— begin Given data —

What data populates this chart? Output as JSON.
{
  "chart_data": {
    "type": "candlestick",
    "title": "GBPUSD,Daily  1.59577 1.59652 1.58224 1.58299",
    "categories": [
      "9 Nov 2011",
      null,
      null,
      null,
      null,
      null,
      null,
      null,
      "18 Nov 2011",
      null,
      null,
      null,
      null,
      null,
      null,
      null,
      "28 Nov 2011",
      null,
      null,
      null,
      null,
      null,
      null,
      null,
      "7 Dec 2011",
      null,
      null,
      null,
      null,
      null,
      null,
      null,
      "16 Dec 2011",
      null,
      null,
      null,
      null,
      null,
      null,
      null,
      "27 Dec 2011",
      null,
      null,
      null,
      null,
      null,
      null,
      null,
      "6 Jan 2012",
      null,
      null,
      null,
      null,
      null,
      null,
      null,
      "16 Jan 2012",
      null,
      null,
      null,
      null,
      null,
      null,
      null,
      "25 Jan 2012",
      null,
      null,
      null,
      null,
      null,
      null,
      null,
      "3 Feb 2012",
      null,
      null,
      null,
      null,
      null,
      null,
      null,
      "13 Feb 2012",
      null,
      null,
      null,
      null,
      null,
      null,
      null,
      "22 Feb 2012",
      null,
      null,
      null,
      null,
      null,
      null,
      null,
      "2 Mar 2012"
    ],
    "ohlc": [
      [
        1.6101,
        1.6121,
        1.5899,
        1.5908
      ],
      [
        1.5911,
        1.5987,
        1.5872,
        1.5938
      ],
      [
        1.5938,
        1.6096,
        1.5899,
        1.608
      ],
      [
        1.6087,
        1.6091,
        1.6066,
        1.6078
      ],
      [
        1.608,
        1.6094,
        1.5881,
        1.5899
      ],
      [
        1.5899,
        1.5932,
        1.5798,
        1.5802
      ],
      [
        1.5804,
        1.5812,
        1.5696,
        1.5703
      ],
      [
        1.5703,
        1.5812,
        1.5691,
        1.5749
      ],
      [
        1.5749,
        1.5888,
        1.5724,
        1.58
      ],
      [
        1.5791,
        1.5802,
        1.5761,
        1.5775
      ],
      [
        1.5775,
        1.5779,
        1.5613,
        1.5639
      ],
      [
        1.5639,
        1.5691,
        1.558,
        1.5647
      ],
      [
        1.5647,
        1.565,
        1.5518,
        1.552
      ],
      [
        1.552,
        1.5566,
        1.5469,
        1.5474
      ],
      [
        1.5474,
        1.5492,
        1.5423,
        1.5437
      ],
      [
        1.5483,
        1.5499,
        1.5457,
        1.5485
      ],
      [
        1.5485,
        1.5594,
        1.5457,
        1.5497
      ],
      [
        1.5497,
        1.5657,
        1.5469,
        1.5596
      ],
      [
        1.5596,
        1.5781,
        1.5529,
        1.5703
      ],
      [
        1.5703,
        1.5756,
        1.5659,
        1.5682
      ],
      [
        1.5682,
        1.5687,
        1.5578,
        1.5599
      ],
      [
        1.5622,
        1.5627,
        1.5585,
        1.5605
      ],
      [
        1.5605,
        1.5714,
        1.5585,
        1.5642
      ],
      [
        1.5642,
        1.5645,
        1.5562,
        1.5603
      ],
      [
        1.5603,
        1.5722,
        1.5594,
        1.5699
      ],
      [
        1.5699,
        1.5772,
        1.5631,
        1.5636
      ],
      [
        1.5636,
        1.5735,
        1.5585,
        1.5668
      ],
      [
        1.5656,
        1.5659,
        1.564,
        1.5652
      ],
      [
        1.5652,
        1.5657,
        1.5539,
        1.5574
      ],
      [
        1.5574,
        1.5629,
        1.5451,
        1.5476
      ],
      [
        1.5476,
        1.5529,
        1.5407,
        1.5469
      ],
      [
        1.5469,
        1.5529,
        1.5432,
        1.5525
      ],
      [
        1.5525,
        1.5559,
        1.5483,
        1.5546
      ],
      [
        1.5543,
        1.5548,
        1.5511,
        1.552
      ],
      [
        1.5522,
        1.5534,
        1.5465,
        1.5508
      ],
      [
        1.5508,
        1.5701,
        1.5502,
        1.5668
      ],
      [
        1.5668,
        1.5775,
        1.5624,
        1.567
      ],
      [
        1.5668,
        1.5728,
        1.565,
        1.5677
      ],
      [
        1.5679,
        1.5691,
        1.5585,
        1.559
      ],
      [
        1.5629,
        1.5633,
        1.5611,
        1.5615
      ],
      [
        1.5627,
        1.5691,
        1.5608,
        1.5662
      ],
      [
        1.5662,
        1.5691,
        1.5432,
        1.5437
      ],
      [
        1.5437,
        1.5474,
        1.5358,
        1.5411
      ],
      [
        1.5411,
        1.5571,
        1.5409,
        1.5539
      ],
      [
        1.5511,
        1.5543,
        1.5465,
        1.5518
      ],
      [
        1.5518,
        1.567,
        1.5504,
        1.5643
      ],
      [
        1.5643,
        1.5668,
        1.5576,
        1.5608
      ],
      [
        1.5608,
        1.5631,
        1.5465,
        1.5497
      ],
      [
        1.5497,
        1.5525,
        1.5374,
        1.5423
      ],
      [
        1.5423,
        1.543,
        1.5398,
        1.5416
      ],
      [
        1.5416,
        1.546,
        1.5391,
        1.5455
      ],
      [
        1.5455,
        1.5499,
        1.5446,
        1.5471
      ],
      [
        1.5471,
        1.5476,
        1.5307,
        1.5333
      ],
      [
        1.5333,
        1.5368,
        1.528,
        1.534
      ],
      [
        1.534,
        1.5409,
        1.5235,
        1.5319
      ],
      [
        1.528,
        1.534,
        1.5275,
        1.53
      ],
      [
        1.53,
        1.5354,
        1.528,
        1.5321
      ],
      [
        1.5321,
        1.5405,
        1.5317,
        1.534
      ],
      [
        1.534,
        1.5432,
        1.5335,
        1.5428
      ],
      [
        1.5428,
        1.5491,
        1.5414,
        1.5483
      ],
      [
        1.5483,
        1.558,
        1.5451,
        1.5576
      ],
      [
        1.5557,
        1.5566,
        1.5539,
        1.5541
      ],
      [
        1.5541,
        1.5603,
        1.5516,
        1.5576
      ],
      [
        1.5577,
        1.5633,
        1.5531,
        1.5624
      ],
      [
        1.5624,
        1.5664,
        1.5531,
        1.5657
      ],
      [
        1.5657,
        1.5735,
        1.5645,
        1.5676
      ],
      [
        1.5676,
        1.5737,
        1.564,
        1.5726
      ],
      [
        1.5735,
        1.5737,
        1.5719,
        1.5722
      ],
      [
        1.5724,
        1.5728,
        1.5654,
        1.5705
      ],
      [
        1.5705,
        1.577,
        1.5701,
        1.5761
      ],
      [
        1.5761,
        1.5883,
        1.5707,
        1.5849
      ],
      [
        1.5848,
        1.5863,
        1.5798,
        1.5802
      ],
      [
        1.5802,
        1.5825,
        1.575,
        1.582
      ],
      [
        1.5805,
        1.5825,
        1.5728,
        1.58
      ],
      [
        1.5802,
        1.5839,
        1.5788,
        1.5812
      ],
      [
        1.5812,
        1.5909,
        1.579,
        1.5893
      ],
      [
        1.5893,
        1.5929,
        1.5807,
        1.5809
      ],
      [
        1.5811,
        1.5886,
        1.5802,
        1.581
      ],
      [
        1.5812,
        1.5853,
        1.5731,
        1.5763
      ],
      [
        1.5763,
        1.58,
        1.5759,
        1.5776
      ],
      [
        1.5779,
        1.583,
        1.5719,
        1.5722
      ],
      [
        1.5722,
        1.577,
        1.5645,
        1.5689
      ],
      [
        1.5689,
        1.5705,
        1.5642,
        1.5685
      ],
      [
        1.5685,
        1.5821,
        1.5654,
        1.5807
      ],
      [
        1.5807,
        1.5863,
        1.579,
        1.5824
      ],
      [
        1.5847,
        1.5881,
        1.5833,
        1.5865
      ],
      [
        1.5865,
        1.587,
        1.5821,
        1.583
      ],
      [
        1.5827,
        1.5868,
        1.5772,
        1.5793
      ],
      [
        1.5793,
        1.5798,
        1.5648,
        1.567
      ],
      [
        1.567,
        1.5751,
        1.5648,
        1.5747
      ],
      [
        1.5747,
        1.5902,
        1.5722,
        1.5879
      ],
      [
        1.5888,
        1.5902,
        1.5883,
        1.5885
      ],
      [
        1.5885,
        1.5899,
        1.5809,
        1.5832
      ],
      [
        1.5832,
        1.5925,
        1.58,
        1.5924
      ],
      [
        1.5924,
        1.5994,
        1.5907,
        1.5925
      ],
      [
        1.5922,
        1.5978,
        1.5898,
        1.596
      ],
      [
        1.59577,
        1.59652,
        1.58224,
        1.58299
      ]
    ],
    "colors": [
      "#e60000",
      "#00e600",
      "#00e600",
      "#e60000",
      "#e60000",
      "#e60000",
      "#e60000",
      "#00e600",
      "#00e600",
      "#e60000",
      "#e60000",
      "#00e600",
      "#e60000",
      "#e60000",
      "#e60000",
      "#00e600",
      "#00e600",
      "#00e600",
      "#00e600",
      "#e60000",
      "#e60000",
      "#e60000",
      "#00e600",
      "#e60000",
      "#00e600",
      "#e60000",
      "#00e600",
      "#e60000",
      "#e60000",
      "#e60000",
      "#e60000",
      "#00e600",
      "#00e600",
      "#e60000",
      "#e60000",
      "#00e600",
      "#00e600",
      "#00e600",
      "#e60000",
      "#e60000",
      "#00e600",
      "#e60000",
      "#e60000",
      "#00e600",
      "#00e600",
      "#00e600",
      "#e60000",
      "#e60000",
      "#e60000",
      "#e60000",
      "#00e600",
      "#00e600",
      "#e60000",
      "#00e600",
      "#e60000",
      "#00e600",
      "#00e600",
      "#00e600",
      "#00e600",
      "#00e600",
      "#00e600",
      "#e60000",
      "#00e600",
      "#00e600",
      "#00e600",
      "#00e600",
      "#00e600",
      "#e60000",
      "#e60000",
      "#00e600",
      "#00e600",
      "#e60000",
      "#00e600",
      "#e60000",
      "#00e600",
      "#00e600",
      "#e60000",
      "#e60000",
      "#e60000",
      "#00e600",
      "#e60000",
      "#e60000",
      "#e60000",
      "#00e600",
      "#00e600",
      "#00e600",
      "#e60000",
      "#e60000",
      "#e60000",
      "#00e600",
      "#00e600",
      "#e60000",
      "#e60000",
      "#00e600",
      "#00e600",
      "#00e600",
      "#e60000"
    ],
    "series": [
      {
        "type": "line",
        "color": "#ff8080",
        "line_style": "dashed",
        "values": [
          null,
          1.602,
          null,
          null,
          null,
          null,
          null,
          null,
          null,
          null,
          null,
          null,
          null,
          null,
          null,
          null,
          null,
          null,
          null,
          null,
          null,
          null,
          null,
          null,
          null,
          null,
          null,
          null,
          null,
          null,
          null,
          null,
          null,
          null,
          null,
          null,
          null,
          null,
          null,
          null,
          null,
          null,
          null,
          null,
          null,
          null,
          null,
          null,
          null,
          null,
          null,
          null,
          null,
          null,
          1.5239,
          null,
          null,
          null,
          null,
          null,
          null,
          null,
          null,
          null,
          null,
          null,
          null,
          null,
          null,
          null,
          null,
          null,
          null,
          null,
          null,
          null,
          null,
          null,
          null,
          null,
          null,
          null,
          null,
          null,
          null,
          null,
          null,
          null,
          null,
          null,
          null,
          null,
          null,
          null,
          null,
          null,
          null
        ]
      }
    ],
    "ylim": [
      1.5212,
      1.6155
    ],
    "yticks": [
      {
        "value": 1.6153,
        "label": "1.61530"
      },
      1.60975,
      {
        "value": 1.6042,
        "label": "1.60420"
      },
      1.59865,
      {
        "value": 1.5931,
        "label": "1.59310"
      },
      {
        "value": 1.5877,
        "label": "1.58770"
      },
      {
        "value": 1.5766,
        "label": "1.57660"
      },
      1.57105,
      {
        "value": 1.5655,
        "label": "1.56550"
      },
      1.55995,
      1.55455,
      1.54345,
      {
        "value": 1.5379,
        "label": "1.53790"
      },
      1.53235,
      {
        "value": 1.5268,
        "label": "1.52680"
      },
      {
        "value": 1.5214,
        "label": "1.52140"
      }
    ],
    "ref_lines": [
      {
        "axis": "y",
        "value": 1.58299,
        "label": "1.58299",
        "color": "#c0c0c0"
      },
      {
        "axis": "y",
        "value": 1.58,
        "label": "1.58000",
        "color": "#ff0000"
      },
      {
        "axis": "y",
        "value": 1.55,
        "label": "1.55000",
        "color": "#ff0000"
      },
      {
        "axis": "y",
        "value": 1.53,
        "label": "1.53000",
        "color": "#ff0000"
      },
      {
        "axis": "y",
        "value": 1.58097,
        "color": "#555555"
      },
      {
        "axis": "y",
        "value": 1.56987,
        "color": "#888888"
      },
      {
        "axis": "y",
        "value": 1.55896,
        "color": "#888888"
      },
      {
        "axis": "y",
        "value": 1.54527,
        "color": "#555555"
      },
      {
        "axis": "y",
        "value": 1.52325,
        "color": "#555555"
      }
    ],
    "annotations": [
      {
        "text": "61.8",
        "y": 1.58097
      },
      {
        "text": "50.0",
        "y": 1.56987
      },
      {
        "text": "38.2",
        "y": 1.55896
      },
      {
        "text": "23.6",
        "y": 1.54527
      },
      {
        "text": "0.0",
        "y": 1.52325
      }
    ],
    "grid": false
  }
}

— end Given data —

**Written instruction:**
Extract each line from the entries above that contains the string "text".

**Complete response:**
        "text": "61.8",
        "text": "50.0",
        "text": "38.2",
        "text": "23.6",
        "text": "0.0",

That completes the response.